Listed entries:
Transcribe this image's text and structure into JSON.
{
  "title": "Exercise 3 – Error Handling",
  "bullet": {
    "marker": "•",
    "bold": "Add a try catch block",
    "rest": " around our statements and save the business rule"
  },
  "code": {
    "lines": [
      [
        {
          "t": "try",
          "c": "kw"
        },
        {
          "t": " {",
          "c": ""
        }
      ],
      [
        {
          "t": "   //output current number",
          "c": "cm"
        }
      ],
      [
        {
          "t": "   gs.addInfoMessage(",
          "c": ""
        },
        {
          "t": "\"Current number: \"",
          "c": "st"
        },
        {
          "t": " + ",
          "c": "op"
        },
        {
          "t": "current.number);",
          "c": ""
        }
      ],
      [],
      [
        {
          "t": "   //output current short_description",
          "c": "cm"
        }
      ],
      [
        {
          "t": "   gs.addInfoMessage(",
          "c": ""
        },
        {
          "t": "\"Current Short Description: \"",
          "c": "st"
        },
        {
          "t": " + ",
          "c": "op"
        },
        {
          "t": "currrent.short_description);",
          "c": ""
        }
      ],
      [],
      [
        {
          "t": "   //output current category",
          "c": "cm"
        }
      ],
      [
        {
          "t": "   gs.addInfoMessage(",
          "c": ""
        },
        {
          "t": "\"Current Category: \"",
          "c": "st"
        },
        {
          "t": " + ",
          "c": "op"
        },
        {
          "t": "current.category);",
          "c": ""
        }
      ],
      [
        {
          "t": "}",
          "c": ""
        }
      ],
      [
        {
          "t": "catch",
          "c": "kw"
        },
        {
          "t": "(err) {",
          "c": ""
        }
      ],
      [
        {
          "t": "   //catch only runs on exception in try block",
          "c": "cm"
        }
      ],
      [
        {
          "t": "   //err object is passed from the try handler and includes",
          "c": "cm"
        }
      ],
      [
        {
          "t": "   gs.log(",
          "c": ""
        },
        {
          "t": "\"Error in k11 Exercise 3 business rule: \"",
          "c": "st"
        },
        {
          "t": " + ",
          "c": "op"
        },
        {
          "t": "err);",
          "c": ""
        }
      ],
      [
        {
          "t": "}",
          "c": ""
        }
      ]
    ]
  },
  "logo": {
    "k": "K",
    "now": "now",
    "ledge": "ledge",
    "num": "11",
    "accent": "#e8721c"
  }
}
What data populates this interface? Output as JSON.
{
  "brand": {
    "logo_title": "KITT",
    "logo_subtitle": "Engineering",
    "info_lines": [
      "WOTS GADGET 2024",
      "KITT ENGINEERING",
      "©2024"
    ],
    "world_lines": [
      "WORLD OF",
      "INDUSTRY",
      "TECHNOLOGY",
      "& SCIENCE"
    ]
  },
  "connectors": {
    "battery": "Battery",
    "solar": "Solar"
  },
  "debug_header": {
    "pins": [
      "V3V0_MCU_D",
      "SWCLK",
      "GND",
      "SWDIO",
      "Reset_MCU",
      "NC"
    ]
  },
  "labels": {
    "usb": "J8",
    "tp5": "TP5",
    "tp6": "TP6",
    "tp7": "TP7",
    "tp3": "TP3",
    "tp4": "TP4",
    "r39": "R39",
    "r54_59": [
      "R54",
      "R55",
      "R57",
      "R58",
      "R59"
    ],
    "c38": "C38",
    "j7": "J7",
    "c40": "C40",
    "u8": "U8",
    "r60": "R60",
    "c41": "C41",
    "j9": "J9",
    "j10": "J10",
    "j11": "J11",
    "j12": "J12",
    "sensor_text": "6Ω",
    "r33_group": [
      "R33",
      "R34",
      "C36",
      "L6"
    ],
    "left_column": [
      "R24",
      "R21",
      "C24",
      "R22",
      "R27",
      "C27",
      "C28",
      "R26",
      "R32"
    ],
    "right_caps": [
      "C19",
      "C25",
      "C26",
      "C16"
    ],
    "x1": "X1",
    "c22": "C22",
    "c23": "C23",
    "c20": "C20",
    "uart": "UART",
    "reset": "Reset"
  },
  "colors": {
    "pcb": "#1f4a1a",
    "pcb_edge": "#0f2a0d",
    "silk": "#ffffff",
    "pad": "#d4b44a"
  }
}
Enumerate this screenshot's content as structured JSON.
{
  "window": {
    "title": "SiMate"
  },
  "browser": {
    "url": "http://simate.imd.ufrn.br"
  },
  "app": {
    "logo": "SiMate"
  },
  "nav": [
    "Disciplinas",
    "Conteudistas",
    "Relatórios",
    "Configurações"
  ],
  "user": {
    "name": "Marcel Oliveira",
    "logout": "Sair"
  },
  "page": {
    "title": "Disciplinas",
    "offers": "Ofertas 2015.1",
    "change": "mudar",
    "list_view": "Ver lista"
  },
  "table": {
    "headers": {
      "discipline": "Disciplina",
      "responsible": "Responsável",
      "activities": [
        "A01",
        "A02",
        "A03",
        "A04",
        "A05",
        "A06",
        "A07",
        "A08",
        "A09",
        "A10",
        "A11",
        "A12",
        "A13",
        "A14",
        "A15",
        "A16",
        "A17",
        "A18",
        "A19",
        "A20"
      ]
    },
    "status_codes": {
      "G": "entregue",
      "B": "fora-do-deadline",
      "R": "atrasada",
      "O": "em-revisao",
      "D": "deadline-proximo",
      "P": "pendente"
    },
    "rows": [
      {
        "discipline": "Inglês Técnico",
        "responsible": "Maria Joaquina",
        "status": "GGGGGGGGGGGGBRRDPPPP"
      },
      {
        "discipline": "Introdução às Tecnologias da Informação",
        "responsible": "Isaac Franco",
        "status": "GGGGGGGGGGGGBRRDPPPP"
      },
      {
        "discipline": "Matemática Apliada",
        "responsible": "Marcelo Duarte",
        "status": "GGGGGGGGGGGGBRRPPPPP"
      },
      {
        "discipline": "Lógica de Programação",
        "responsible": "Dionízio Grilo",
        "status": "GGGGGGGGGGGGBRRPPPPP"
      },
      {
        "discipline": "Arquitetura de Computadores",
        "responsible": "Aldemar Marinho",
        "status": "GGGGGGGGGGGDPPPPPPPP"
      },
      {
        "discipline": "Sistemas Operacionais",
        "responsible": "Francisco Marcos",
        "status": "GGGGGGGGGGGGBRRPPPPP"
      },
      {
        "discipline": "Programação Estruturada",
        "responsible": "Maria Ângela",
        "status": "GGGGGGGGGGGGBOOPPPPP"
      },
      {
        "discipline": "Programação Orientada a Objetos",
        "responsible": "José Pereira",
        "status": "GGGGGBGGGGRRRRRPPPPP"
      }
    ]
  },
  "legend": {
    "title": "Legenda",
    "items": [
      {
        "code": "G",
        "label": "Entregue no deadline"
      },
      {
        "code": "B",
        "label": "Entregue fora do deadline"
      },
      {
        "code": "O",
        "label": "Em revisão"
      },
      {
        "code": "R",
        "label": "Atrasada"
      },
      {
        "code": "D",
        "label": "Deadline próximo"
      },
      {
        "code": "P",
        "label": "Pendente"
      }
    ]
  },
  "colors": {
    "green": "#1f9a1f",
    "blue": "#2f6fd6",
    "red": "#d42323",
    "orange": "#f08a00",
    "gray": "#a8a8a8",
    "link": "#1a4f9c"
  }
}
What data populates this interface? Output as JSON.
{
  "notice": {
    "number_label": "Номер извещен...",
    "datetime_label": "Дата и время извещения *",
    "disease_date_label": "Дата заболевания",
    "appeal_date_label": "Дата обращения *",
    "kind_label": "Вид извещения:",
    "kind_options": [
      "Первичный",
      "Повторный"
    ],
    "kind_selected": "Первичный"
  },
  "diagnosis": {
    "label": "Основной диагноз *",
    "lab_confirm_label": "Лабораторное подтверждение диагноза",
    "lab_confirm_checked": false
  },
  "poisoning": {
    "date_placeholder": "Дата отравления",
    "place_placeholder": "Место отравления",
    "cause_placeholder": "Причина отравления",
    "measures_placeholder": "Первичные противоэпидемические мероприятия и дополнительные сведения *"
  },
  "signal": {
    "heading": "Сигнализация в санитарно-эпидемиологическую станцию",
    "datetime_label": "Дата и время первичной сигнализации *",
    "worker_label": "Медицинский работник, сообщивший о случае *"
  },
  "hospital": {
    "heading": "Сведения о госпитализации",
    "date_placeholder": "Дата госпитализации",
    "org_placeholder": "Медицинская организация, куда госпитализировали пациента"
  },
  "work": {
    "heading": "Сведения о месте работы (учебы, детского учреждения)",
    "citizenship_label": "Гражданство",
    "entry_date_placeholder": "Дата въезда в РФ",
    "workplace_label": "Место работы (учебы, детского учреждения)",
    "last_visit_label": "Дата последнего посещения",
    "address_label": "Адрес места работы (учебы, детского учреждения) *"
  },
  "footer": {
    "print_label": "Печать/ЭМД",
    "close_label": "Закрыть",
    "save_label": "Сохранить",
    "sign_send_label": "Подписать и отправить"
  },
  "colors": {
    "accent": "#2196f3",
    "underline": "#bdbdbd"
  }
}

Short task: What is the number of lines in the data above that include the word "Maria"? Answer with that number only.

Answer: 2